### SET EXERCISE
Restate the entries word for word, omitting nothing.
══ PROVIDED ENTRIES ══
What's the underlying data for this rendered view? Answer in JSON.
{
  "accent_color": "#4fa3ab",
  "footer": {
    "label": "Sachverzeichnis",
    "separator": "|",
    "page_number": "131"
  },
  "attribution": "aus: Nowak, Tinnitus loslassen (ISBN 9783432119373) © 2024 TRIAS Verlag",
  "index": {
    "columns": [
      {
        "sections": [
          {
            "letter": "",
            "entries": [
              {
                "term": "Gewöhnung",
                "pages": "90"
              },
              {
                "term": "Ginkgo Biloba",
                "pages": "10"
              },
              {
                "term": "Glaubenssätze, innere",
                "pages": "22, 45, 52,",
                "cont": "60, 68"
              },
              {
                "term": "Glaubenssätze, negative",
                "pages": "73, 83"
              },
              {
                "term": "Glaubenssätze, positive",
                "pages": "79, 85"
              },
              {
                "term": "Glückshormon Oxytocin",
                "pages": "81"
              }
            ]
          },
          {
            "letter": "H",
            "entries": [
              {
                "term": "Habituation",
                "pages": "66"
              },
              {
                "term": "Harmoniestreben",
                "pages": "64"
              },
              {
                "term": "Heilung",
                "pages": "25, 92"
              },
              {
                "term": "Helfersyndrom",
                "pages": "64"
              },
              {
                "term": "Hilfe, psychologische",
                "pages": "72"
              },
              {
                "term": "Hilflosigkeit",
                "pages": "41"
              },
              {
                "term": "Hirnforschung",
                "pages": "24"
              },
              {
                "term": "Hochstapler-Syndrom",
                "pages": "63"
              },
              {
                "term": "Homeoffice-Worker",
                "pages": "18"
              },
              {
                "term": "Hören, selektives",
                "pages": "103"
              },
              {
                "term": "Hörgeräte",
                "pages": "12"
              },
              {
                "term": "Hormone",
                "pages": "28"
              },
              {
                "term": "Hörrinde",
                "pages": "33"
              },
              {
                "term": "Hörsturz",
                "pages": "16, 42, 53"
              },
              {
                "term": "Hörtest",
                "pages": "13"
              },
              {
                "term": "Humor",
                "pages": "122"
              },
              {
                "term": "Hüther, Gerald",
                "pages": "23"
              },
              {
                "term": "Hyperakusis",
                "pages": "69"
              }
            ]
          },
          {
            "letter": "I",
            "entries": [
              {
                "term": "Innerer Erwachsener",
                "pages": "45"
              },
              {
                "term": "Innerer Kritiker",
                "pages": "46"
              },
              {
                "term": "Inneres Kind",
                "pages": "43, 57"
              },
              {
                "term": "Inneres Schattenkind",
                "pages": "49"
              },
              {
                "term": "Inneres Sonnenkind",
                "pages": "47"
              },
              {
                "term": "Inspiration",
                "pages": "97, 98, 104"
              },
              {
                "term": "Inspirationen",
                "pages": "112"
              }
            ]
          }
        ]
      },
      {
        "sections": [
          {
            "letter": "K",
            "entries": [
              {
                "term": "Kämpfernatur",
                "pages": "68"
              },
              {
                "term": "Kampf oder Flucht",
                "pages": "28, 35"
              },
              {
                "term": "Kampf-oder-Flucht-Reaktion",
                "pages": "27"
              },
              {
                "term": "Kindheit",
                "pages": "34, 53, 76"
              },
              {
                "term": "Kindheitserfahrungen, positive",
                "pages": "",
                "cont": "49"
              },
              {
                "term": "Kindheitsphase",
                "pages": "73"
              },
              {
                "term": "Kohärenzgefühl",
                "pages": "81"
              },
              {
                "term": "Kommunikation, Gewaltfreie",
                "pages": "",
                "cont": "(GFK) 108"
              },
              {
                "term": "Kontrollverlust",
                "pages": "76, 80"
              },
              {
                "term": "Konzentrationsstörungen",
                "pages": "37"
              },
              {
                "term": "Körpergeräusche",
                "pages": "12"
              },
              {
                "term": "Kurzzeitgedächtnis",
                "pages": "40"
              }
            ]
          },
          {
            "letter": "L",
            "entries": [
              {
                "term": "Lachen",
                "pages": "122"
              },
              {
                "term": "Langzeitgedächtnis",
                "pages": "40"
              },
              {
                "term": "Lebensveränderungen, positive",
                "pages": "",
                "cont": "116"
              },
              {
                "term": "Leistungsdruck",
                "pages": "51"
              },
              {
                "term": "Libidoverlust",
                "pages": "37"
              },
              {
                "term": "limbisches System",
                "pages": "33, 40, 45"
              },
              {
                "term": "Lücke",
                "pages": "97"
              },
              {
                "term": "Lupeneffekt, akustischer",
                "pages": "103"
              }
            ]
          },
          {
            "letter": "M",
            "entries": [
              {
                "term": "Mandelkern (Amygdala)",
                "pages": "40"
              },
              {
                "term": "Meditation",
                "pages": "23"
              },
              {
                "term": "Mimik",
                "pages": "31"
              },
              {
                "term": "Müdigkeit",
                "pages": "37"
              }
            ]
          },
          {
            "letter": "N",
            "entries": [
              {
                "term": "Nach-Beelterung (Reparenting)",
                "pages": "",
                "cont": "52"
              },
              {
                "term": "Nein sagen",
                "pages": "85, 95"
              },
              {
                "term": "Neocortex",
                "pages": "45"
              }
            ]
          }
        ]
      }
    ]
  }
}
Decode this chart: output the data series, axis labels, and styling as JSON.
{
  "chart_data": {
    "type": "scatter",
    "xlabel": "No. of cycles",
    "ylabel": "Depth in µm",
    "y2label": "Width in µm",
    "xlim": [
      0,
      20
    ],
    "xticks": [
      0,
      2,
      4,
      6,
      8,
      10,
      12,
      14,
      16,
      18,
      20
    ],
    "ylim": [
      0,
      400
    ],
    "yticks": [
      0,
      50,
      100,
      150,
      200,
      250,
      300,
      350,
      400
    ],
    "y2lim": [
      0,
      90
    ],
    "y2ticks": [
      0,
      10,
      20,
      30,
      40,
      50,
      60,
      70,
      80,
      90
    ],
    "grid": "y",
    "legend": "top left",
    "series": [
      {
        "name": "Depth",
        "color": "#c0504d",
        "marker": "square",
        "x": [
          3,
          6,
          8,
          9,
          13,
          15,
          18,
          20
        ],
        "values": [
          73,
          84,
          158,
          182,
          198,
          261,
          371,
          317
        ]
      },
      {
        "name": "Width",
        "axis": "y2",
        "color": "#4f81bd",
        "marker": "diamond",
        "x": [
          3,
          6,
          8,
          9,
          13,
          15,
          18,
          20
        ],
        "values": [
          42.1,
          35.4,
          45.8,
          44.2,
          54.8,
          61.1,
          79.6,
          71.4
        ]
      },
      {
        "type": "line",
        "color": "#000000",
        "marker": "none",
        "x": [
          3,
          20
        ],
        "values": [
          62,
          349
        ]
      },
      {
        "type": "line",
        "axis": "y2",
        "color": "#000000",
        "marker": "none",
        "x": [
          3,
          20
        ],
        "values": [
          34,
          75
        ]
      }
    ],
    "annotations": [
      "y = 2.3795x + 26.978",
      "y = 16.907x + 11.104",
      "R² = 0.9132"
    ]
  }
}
═══
### RESPONSE TO THIS TASK
What's the underlying data for this rendered view? Answer in JSON.
{
  "accent_color": "#4fa3ab",
  "footer": {
    "label": "Sachverzeichnis",
    "separator": "|",
    "page_number": "131"
  },
  "attribution": "aus: Nowak, Tinnitus loslassen (ISBN 9783432119373) © 2024 TRIAS Verlag",
  "index": {
    "columns": [
      {
        "sections": [
          {
            "letter": "",
            "entries": [
              {
                "term": "Gewöhnung",
                "pages": "90"
              },
              {
                "term": "Ginkgo Biloba",
                "pages": "10"
              },
              {
                "term": "Glaubenssätze, innere",
                "pages": "22, 45, 52,",
                "cont": "60, 68"
              },
              {
                "term": "Glaubenssätze, negative",
                "pages": "73, 83"
              },
              {
                "term": "Glaubenssätze, positive",
                "pages": "79, 85"
              },
              {
                "term": "Glückshormon Oxytocin",
                "pages": "81"
              }
            ]
          },
          {
            "letter": "H",
            "entries": [
              {
                "term": "Habituation",
                "pages": "66"
              },
              {
                "term": "Harmoniestreben",
                "pages": "64"
              },
              {
                "term": "Heilung",
                "pages": "25, 92"
              },
              {
                "term": "Helfersyndrom",
                "pages": "64"
              },
              {
                "term": "Hilfe, psychologische",
                "pages": "72"
              },
              {
                "term": "Hilflosigkeit",
                "pages": "41"
              },
              {
                "term": "Hirnforschung",
                "pages": "24"
              },
              {
                "term": "Hochstapler-Syndrom",
                "pages": "63"
              },
              {
                "term": "Homeoffice-Worker",
                "pages": "18"
              },
              {
                "term": "Hören, selektives",
                "pages": "103"
              },
              {
                "term": "Hörgeräte",
                "pages": "12"
              },
              {
                "term": "Hormone",
                "pages": "28"
              },
              {
                "term": "Hörrinde",
                "pages": "33"
              },
              {
                "term": "Hörsturz",
                "pages": "16, 42, 53"
              },
              {
                "term": "Hörtest",
                "pages": "13"
              },
              {
                "term": "Humor",
                "pages": "122"
              },
              {
                "term": "Hüther, Gerald",
                "pages": "23"
              },
              {
                "term": "Hyperakusis",
                "pages": "69"
              }
            ]
          },
          {
            "letter": "I",
            "entries": [
              {
                "term": "Innerer Erwachsener",
                "pages": "45"
              },
              {
                "term": "Innerer Kritiker",
                "pages": "46"
              },
              {
                "term": "Inneres Kind",
                "pages": "43, 57"
              },
              {
                "term": "Inneres Schattenkind",
                "pages": "49"
              },
              {
                "term": "Inneres Sonnenkind",
                "pages": "47"
              },
              {
                "term": "Inspiration",
                "pages": "97, 98, 104"
              },
              {
                "term": "Inspirationen",
                "pages": "112"
              }
            ]
          }
        ]
      },
      {
        "sections": [
          {
            "letter": "K",
            "entries": [
              {
                "term": "Kämpfernatur",
                "pages": "68"
              },
              {
                "term": "Kampf oder Flucht",
                "pages": "28, 35"
              },
              {
                "term": "Kampf-oder-Flucht-Reaktion",
                "pages": "27"
              },
              {
                "term": "Kindheit",
                "pages": "34, 53, 76"
              },
              {
                "term": "Kindheitserfahrungen, positive",
                "pages": "",
                "cont": "49"
              },
              {
                "term": "Kindheitsphase",
                "pages": "73"
              },
              {
                "term": "Kohärenzgefühl",
                "pages": "81"
              },
              {
                "term": "Kommunikation, Gewaltfreie",
                "pages": "",
                "cont": "(GFK) 108"
              },
              {
                "term": "Kontrollverlust",
                "pages": "76, 80"
              },
              {
                "term": "Konzentrationsstörungen",
                "pages": "37"
              },
              {
                "term": "Körpergeräusche",
                "pages": "12"
              },
              {
                "term": "Kurzzeitgedächtnis",
                "pages": "40"
              }
            ]
          },
          {
            "letter": "L",
            "entries": [
              {
                "term": "Lachen",
                "pages": "122"
              },
              {
                "term": "Langzeitgedächtnis",
                "pages": "40"
              },
              {
                "term": "Lebensveränderungen, positive",
                "pages": "",
                "cont": "116"
              },
              {
                "term": "Leistungsdruck",
                "pages": "51"
              },
              {
                "term": "Libidoverlust",
                "pages": "37"
              },
              {
                "term": "limbisches System",
                "pages": "33, 40, 45"
              },
              {
                "term": "Lücke",
                "pages": "97"
              },
              {
                "term": "Lupeneffekt, akustischer",
                "pages": "103"
              }
            ]
          },
          {
            "letter": "M",
            "entries": [
              {
                "term": "Mandelkern (Amygdala)",
                "pages": "40"
              },
              {
                "term": "Meditation",
                "pages": "23"
              },
              {
                "term": "Mimik",
                "pages": "31"
              },
              {
                "term": "Müdigkeit",
                "pages": "37"
              }
            ]
          },
          {
            "letter": "N",
            "entries": [
              {
                "term": "Nach-Beelterung (Reparenting)",
                "pages": "",
                "cont": "52"
              },
              {
                "term": "Nein sagen",
                "pages": "85, 95"
              },
              {
                "term": "Neocortex",
                "pages": "45"
              }
            ]
          }
        ]
      }
    ]
  }
}
Decode this chart: output the data series, axis labels, and styling as JSON.
{
  "chart_data": {
    "type": "scatter",
    "xlabel": "No. of cycles",
    "ylabel": "Depth in µm",
    "y2label": "Width in µm",
    "xlim": [
      0,
      20
    ],
    "xticks": [
      0,
      2,
      4,
      6,
      8,
      10,
      12,
      14,
      16,
      18,
      20
    ],
    "ylim": [
      0,
      400
    ],
    "yticks": [
      0,
      50,
      100,
      150,
      200,
      250,
      300,
      350,
      400
    ],
    "y2lim": [
      0,
      90
    ],
    "y2ticks": [
      0,
      10,
      20,
      30,
      40,
      50,
      60,
      70,
      80,
      90
    ],
    "grid": "y",
    "legend": "top left",
    "series": [
      {
        "name": "Depth",
        "color": "#c0504d",
        "marker": "square",
        "x": [
          3,
          6,
          8,
          9,
          13,
          15,
          18,
          20
        ],
        "values": [
          73,
          84,
          158,
          182,
          198,
          261,
          371,
          317
        ]
      },
      {
        "name": "Width",
        "axis": "y2",
        "color": "#4f81bd",
        "marker": "diamond",
        "x": [
          3,
          6,
          8,
          9,
          13,
          15,
          18,
          20
        ],
        "values": [
          42.1,
          35.4,
          45.8,
          44.2,
          54.8,
          61.1,
          79.6,
          71.4
        ]
      },
      {
        "type": "line",
        "color": "#000000",
        "marker": "none",
        "x": [
          3,
          20
        ],
        "values": [
          62,
          349
        ]
      },
      {
        "type": "line",
        "axis": "y2",
        "color": "#000000",
        "marker": "none",
        "x": [
          3,
          20
        ],
        "values": [
          34,
          75
        ]
      }
    ],
    "annotations": [
      "y = 2.3795x + 26.978",
      "y = 16.907x + 11.104",
      "R² = 0.9132"
    ]
  }
}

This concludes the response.